WHAT NEEDS TO BE DONE — Collect each line of the entries that holds the string "author".

ENTRIES PROVIDED —
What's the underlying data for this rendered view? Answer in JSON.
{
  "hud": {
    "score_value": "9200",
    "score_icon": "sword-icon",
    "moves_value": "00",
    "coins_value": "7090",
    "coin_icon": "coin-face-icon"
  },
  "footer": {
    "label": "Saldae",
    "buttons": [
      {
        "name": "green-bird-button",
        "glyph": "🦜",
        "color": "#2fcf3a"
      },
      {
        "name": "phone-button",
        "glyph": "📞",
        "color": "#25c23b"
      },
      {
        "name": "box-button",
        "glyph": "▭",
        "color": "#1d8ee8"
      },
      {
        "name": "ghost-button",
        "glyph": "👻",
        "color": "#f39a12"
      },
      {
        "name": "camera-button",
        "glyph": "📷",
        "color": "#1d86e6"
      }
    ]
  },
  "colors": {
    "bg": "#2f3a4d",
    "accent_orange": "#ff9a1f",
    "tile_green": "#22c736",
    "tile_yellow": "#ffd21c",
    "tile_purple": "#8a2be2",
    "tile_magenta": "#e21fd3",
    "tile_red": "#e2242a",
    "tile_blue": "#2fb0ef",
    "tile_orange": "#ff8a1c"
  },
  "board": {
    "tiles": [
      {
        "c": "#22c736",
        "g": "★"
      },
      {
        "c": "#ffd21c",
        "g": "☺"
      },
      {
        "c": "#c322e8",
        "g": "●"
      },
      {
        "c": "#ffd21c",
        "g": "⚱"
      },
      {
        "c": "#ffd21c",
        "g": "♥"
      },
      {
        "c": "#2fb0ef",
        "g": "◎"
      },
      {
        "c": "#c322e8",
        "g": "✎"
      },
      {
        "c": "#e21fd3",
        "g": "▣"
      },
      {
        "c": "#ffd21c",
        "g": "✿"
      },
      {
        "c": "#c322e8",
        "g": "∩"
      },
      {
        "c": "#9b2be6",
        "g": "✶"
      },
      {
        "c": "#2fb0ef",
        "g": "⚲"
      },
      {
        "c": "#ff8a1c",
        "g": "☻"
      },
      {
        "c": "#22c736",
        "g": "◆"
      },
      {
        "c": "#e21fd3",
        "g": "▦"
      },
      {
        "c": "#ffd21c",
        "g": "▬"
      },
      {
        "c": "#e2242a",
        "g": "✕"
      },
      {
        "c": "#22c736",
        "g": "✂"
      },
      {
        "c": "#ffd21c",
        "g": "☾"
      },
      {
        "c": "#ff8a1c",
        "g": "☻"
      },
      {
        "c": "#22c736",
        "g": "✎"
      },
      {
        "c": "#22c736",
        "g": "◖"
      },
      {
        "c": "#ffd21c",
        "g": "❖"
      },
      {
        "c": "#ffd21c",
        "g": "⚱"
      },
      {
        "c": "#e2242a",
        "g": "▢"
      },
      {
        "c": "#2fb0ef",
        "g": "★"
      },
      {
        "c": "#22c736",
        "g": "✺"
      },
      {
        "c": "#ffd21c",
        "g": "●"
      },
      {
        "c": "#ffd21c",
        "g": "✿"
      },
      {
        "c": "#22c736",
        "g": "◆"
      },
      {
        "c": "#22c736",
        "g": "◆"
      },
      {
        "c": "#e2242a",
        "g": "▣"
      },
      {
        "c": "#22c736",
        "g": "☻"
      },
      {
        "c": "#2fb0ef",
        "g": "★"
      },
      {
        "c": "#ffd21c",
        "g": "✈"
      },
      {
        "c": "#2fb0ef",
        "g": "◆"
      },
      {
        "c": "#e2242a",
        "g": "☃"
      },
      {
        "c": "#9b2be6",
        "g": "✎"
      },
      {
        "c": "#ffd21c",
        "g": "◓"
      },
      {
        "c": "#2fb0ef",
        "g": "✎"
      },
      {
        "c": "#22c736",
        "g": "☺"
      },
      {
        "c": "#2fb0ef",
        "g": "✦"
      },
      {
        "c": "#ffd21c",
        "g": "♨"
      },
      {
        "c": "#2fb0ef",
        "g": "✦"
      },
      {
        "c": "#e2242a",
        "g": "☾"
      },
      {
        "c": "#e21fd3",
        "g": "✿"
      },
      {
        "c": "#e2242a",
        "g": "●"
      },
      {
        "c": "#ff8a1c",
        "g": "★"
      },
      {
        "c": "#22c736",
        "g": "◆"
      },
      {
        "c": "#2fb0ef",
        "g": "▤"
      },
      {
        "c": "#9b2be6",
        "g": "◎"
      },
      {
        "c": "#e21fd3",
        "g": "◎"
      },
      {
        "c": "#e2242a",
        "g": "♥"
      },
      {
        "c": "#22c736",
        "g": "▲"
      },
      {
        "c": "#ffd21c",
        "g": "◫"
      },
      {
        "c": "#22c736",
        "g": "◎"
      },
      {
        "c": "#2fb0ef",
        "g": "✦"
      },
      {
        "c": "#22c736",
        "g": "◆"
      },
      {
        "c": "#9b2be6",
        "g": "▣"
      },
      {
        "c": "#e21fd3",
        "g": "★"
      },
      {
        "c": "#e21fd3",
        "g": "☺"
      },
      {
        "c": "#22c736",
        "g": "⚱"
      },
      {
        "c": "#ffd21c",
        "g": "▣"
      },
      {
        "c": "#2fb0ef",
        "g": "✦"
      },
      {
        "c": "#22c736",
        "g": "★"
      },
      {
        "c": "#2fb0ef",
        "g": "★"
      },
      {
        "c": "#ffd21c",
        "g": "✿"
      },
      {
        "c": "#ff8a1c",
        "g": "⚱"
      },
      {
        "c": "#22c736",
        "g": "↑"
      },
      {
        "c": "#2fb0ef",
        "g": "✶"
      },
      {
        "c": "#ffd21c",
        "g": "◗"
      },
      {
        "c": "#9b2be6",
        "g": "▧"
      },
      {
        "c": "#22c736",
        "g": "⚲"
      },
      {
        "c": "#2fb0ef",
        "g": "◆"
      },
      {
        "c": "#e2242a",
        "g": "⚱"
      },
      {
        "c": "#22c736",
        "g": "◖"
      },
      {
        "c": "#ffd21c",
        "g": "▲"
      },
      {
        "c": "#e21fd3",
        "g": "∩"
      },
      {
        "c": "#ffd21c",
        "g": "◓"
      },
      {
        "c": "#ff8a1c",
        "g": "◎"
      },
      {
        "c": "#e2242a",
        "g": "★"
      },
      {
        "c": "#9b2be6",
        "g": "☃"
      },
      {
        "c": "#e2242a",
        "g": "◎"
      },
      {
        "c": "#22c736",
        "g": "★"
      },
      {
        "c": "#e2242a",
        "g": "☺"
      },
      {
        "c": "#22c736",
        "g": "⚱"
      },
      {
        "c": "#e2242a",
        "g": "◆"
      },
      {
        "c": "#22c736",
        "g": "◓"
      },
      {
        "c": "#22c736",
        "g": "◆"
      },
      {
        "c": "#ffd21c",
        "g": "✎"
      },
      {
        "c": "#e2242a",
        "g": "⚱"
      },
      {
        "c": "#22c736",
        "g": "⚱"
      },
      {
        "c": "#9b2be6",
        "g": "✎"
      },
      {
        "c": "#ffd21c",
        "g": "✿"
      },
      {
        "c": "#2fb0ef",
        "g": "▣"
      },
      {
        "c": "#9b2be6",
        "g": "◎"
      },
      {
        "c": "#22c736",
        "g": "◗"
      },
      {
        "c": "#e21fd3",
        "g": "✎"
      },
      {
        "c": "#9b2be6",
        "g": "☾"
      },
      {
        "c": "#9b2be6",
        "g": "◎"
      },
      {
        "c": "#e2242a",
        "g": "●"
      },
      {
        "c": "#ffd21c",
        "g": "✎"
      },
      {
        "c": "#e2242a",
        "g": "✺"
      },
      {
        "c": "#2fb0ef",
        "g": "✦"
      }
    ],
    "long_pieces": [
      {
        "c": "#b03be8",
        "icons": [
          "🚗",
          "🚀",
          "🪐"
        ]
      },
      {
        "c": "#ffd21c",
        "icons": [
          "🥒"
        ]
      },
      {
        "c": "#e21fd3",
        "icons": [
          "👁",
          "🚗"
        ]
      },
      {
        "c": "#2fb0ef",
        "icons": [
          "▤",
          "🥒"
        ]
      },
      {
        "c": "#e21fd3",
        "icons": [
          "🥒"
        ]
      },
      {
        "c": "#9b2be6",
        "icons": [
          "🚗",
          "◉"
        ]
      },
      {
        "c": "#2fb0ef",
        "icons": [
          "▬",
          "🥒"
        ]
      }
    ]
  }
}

--

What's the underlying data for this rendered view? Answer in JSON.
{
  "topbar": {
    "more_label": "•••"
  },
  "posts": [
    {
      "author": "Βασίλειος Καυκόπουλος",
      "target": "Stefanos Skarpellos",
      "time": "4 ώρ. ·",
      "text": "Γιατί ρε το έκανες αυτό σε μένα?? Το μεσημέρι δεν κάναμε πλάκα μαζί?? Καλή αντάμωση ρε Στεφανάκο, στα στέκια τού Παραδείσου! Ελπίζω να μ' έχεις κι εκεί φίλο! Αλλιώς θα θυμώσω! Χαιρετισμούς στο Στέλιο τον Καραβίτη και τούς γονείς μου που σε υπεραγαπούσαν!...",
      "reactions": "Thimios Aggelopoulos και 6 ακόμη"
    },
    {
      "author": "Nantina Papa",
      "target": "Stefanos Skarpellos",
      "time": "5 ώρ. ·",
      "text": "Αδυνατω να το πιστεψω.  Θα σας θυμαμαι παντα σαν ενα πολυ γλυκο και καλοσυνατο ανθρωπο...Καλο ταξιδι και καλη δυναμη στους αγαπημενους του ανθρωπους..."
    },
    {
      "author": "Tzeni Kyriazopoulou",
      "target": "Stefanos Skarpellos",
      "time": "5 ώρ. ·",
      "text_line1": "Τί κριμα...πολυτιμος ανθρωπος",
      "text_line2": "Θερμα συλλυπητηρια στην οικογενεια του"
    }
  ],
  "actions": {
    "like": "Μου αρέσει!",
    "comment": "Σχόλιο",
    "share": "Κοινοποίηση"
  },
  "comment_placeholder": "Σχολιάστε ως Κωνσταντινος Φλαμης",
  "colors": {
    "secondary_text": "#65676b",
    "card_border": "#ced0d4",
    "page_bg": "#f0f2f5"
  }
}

SOLUTION TO THIS TASK —
      "author": "Βασίλειος Καυκόπουλος",
      "author": "Nantina Papa",
      "author": "Tzeni Kyriazopoulou",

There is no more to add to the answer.